Given task: Repeat each entry in full, exactly.

+ + +

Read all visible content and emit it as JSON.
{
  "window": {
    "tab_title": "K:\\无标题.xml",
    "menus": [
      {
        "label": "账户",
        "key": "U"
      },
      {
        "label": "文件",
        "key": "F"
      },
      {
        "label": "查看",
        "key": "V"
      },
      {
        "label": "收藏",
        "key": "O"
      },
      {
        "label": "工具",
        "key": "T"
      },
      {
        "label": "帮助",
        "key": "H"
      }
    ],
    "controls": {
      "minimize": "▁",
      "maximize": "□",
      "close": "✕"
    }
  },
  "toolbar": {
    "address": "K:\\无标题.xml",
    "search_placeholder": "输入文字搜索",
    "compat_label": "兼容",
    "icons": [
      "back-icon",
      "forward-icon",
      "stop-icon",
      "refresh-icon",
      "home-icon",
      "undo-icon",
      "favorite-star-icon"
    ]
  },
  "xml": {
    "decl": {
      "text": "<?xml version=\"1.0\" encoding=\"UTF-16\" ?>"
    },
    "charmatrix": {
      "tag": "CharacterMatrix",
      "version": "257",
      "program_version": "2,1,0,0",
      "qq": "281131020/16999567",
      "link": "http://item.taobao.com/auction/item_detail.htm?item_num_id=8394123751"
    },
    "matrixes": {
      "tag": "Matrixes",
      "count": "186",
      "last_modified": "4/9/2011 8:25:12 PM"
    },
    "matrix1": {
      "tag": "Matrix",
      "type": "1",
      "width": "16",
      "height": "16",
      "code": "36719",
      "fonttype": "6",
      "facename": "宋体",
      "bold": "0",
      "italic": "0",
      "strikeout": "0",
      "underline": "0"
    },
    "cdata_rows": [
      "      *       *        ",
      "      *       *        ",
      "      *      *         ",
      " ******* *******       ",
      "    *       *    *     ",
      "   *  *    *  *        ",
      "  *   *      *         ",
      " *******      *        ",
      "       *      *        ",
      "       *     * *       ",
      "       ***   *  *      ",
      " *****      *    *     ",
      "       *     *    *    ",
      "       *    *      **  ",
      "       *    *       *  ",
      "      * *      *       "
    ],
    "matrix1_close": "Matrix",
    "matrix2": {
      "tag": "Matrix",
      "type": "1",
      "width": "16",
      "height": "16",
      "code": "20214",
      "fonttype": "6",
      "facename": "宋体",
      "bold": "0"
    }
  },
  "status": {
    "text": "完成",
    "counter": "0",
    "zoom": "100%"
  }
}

+ + +

The output:
Read all visible content and emit it as JSON.
{
  "window": {
    "tab_title": "K:\\无标题.xml",
    "menus": [
      {
        "label": "账户",
        "key": "U"
      },
      {
        "label": "文件",
        "key": "F"
      },
      {
        "label": "查看",
        "key": "V"
      },
      {
        "label": "收藏",
        "key": "O"
      },
      {
        "label": "工具",
        "key": "T"
      },
      {
        "label": "帮助",
        "key": "H"
      }
    ],
    "controls": {
      "minimize": "▁",
      "maximize": "□",
      "close": "✕"
    }
  },
  "toolbar": {
    "address": "K:\\无标题.xml",
    "search_placeholder": "输入文字搜索",
    "compat_label": "兼容",
    "icons": [
      "back-icon",
      "forward-icon",
      "stop-icon",
      "refresh-icon",
      "home-icon",
      "undo-icon",
      "favorite-star-icon"
    ]
  },
  "xml": {
    "decl": {
      "text": "<?xml version=\"1.0\" encoding=\"UTF-16\" ?>"
    },
    "charmatrix": {
      "tag": "CharacterMatrix",
      "version": "257",
      "program_version": "2,1,0,0",
      "qq": "281131020/16999567",
      "link": "http://item.taobao.com/auction/item_detail.htm?item_num_id=8394123751"
    },
    "matrixes": {
      "tag": "Matrixes",
      "count": "186",
      "last_modified": "4/9/2011 8:25:12 PM"
    },
    "matrix1": {
      "tag": "Matrix",
      "type": "1",
      "width": "16",
      "height": "16",
      "code": "36719",
      "fonttype": "6",
      "facename": "宋体",
      "bold": "0",
      "italic": "0",
      "strikeout": "0",
      "underline": "0"
    },
    "cdata_rows": [
      "      *       *        ",
      "      *       *        ",
      "      *      *         ",
      " ******* *******       ",
      "    *       *    *     ",
      "   *  *    *  *        ",
      "  *   *      *         ",
      " *******      *        ",
      "       *      *        ",
      "       *     * *       ",
      "       ***   *  *      ",
      " *****      *    *     ",
      "       *     *    *    ",
      "       *    *      **  ",
      "       *    *       *  ",
      "      * *      *       "
    ],
    "matrix1_close": "Matrix",
    "matrix2": {
      "tag": "Matrix",
      "type": "1",
      "width": "16",
      "height": "16",
      "code": "20214",
      "fonttype": "6",
      "facename": "宋体",
      "bold": "0"
    }
  },
  "status": {
    "text": "完成",
    "counter": "0",
    "zoom": "100%"
  }
}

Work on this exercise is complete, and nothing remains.